[Stored records]

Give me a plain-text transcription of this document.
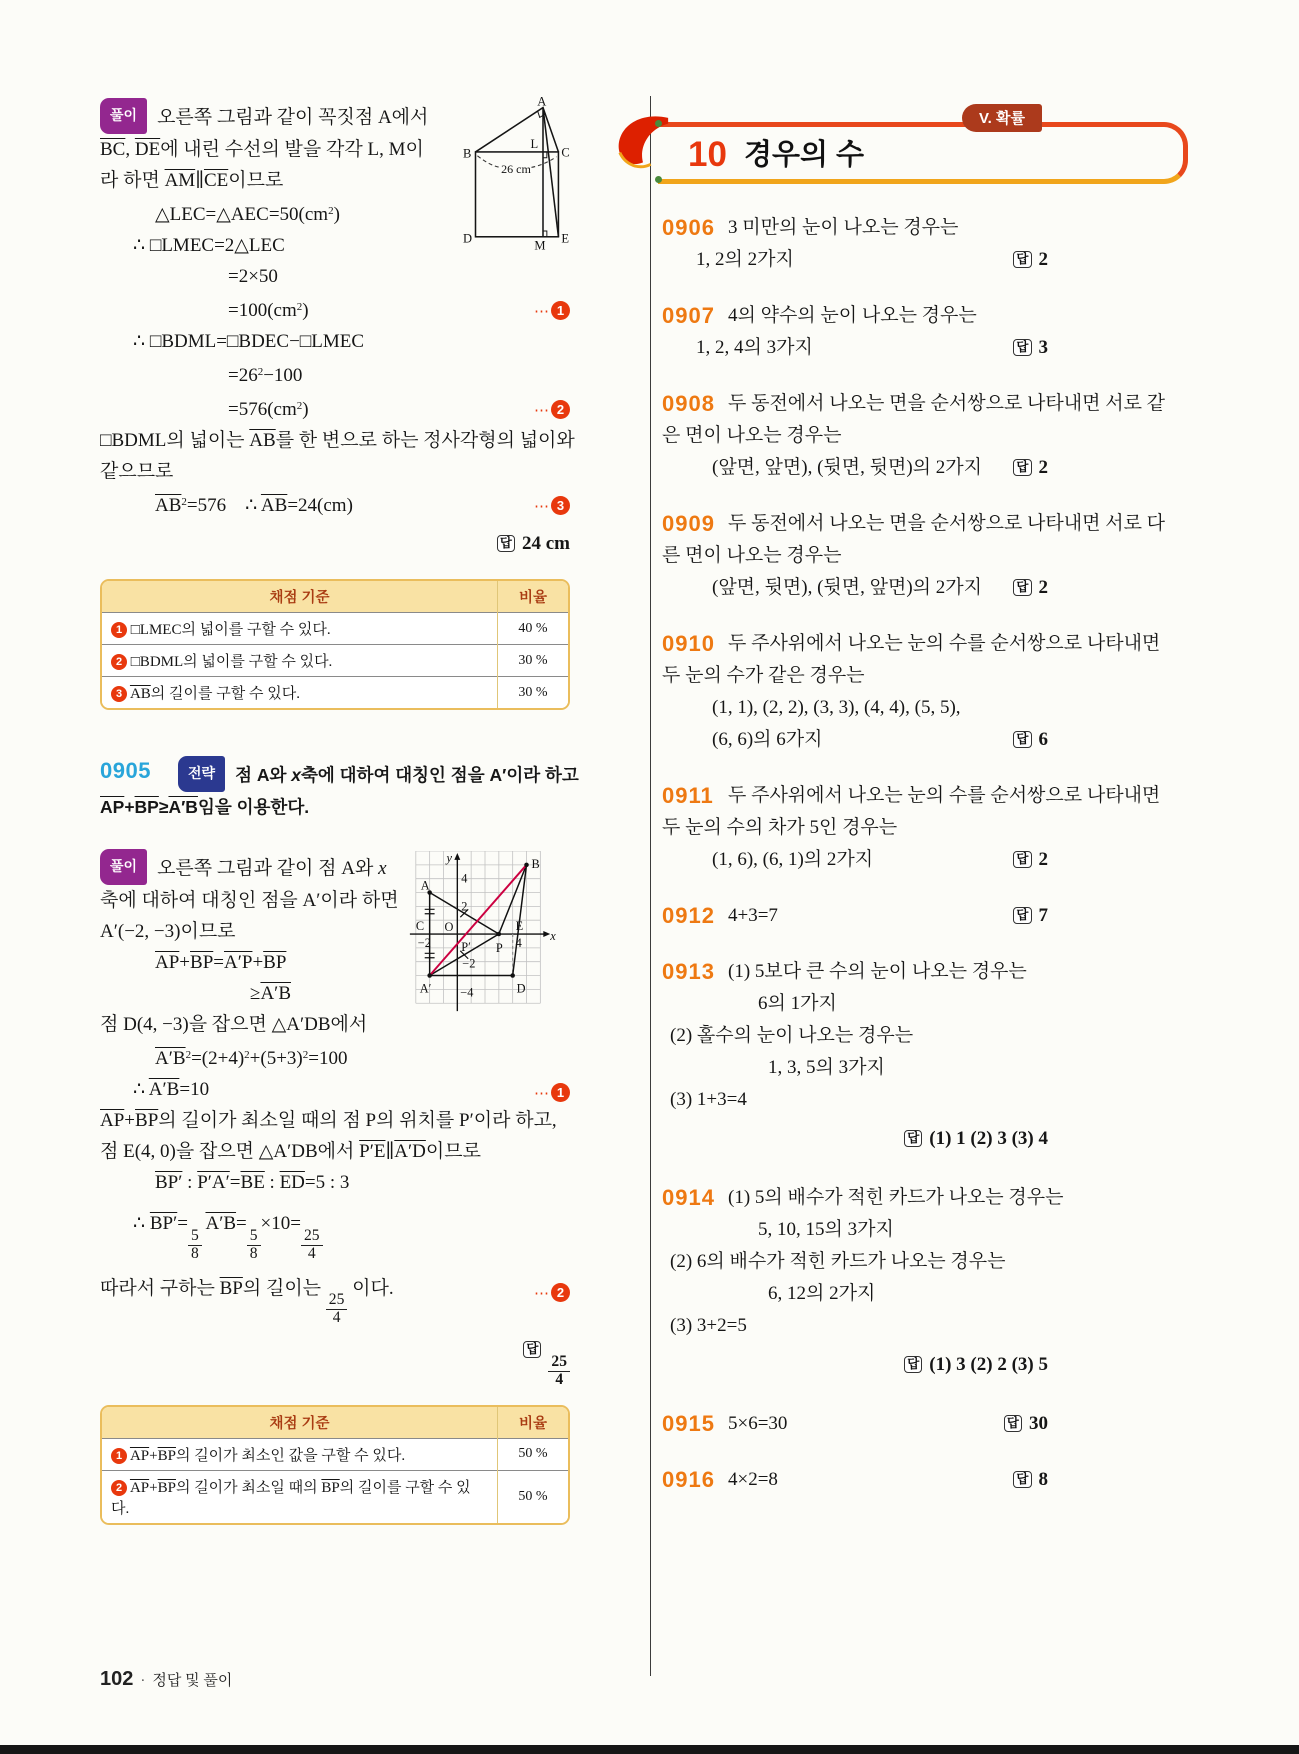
A
B	C
D	E
L
M
26 cm
풀이 오른쪽 그림과 같이 꼭짓점 A에서
$\overline{BC}$, $\overline{DE}$에 내린 수선의 발을 각각 L, M이
라 하면 $\overline{AM}\parallel\overline{CE}$이므로
$\triangle LEC=\triangle AEC=50(cm^2)$
∴ □LMEC=2△LEC
=2×50
$=100(cm^2)$	⋯ 1
∴ □BDML=□BDEC−□LMEC
$=26^2-100$
$=576(cm^2)$	⋯ 2
□BDML의 넓이는 $\overline{AB}$를 한 변으로 하는 정사각형의 넓이와
같으므로
$\overline{AB}^2=576$    ∴ $\overline{AB}=24(cm)$	⋯ 3
답 24 cm
채점 기준	비율
1 □LMEC의 넓이를 구할 수 있다.	40 %
2 □BDML의 넓이를 구할 수 있다.	30 %
3 $\overline{AB}$의 길이를 구할 수 있다.	30 %
0905	전략 점 A와 x축에 대하여 대칭인 점을 A′이라 하고
$\overline{AP}+\overline{BP}\ge A'B$임을 이용한다.
y
x
O
A
C
A′
B
P′ P
E
D
4
2
−2
−4
−2	4
풀이 오른쪽 그림과 같이 점 A와 x
축에 대하여 대칭인 점을 A′이라 하면
A′(−2, −3)이므로
$\overline{AP}+\overline{BP}=A'P+\overline{BP}$
≥A′B
점 D(4, −3)을 잡으면 △A′DB에서
$A'B^2=(2+4)^2+(5+3)^2=100$
∴ A′B=10	⋯ 1
$\overline{AP}+\overline{BP}$의 길이가 최소일 때의 점 P의 위치를 P′이라 하고,
점 E(4, 0)을 잡으면 △A′DB에서 P′E∥A′D이므로
BP′ : $P'A'=\overline{BE}$ : $\overline{ED}=5$ : 3
∴ BP′=
$\frac{5}{8}$
A′B=
$\frac{5}{8}$
×10=
$\frac{25}{4}$
따라서 구하는 $\overline{BP}$의 길이는
$\frac{25}{4}$
이다.	⋯ 2
답
$\frac{25}{4}$
채점 기준	비율
1 $\overline{AP}+\overline{BP}$의 길이가 최소인 값을 구할 수 있다.	50 %
2 $\overline{AP}+\overline{BP}$의 길이가 최소일 때의 $\overline{BP}$의 길이를 구할 수 있다.	50 %
10 경우의 수
V. 확률
0906 3 미만의 눈이 나오는 경우는
1, 2의 2가지	답 2
0907 4의 약수의 눈이 나오는 경우는
1, 2, 4의 3가지	답 3
0908 두 동전에서 나오는 면을 순서쌍으로 나타내면 서로 같
은 면이 나오는 경우는
(앞면, 앞면), (뒷면, 뒷면)의 2가지	답 2
0909 두 동전에서 나오는 면을 순서쌍으로 나타내면 서로 다
른 면이 나오는 경우는
(앞면, 뒷면), (뒷면, 앞면)의 2가지	답 2
0910 두 주사위에서 나오는 눈의 수를 순서쌍으로 나타내면
두 눈의 수가 같은 경우는
(1, 1), (2, 2), (3, 3), (4, 4), (5, 5),
(6, 6)의 6가지	답 6
0911 두 주사위에서 나오는 눈의 수를 순서쌍으로 나타내면
두 눈의 수의 차가 5인 경우는
(1, 6), (6, 1)의 2가지	답 2
0912 4+3=7	답 7
0913 (1) 5보다 큰 수의 눈이 나오는 경우는
6의 1가지
(2) 홀수의 눈이 나오는 경우는
1, 3, 5의 3가지
(3) 1+3=4
답 (1) 1 (2) 3 (3) 4
0914 (1) 5의 배수가 적힌 카드가 나오는 경우는
5, 10, 15의 3가지
(2) 6의 배수가 적힌 카드가 나오는 경우는
6, 12의 2가지
(3) 3+2=5
답 (1) 3 (2) 2 (3) 5
0915 5×6=30	답 30
0916 4×2=8	답 8
102 · 정답 및 풀이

* _Task objective_
Repeat all of the data above word for word, minus the pictures.

* _Result for this task_
Give me a plain-text transcription of this document.
A
B	C
D	E
L
M
26 cm
풀이 오른쪽 그림과 같이 꼭짓점 A에서
$\overline{BC}$, $\overline{DE}$에 내린 수선의 발을 각각 L, M이
라 하면 $\overline{AM}\parallel\overline{CE}$이므로
$\triangle LEC=\triangle AEC=50(cm^2)$
∴ □LMEC=2△LEC
=2×50
$=100(cm^2)$	⋯ 1
∴ □BDML=□BDEC−□LMEC
$=26^2-100$
$=576(cm^2)$	⋯ 2
□BDML의 넓이는 $\overline{AB}$를 한 변으로 하는 정사각형의 넓이와
같으므로
$\overline{AB}^2=576$    ∴ $\overline{AB}=24(cm)$	⋯ 3
답 24 cm
채점 기준	비율
1 □LMEC의 넓이를 구할 수 있다.	40 %
2 □BDML의 넓이를 구할 수 있다.	30 %
3 $\overline{AB}$의 길이를 구할 수 있다.	30 %
0905	전략 점 A와 x축에 대하여 대칭인 점을 A′이라 하고
$\overline{AP}+\overline{BP}\ge A'B$임을 이용한다.
y
x
O
A
C
A′
B
P′ P
E
D
4
2
−2
−4
−2	4
풀이 오른쪽 그림과 같이 점 A와 x
축에 대하여 대칭인 점을 A′이라 하면
A′(−2, −3)이므로
$\overline{AP}+\overline{BP}=A'P+\overline{BP}$
≥A′B
점 D(4, −3)을 잡으면 △A′DB에서
$A'B^2=(2+4)^2+(5+3)^2=100$
∴ A′B=10	⋯ 1
$\overline{AP}+\overline{BP}$의 길이가 최소일 때의 점 P의 위치를 P′이라 하고,
점 E(4, 0)을 잡으면 △A′DB에서 P′E∥A′D이므로
BP′ : $P'A'=\overline{BE}$ : $\overline{ED}=5$ : 3
∴ BP′=
$\frac{5}{8}$
A′B=
$\frac{5}{8}$
×10=
$\frac{25}{4}$
따라서 구하는 $\overline{BP}$의 길이는
$\frac{25}{4}$
이다.	⋯ 2
답
$\frac{25}{4}$
채점 기준	비율
1 $\overline{AP}+\overline{BP}$의 길이가 최소인 값을 구할 수 있다.	50 %
2 $\overline{AP}+\overline{BP}$의 길이가 최소일 때의 $\overline{BP}$의 길이를 구할 수 있다.	50 %
10 경우의 수
V. 확률
0906 3 미만의 눈이 나오는 경우는
1, 2의 2가지	답 2
0907 4의 약수의 눈이 나오는 경우는
1, 2, 4의 3가지	답 3
0908 두 동전에서 나오는 면을 순서쌍으로 나타내면 서로 같
은 면이 나오는 경우는
(앞면, 앞면), (뒷면, 뒷면)의 2가지	답 2
0909 두 동전에서 나오는 면을 순서쌍으로 나타내면 서로 다
른 면이 나오는 경우는
(앞면, 뒷면), (뒷면, 앞면)의 2가지	답 2
0910 두 주사위에서 나오는 눈의 수를 순서쌍으로 나타내면
두 눈의 수가 같은 경우는
(1, 1), (2, 2), (3, 3), (4, 4), (5, 5),
(6, 6)의 6가지	답 6
0911 두 주사위에서 나오는 눈의 수를 순서쌍으로 나타내면
두 눈의 수의 차가 5인 경우는
(1, 6), (6, 1)의 2가지	답 2
0912 4+3=7	답 7
0913 (1) 5보다 큰 수의 눈이 나오는 경우는
6의 1가지
(2) 홀수의 눈이 나오는 경우는
1, 3, 5의 3가지
(3) 1+3=4
답 (1) 1 (2) 3 (3) 4
0914 (1) 5의 배수가 적힌 카드가 나오는 경우는
5, 10, 15의 3가지
(2) 6의 배수가 적힌 카드가 나오는 경우는
6, 12의 2가지
(3) 3+2=5
답 (1) 3 (2) 2 (3) 5
0915 5×6=30	답 30
0916 4×2=8	답 8
102 · 정답 및 풀이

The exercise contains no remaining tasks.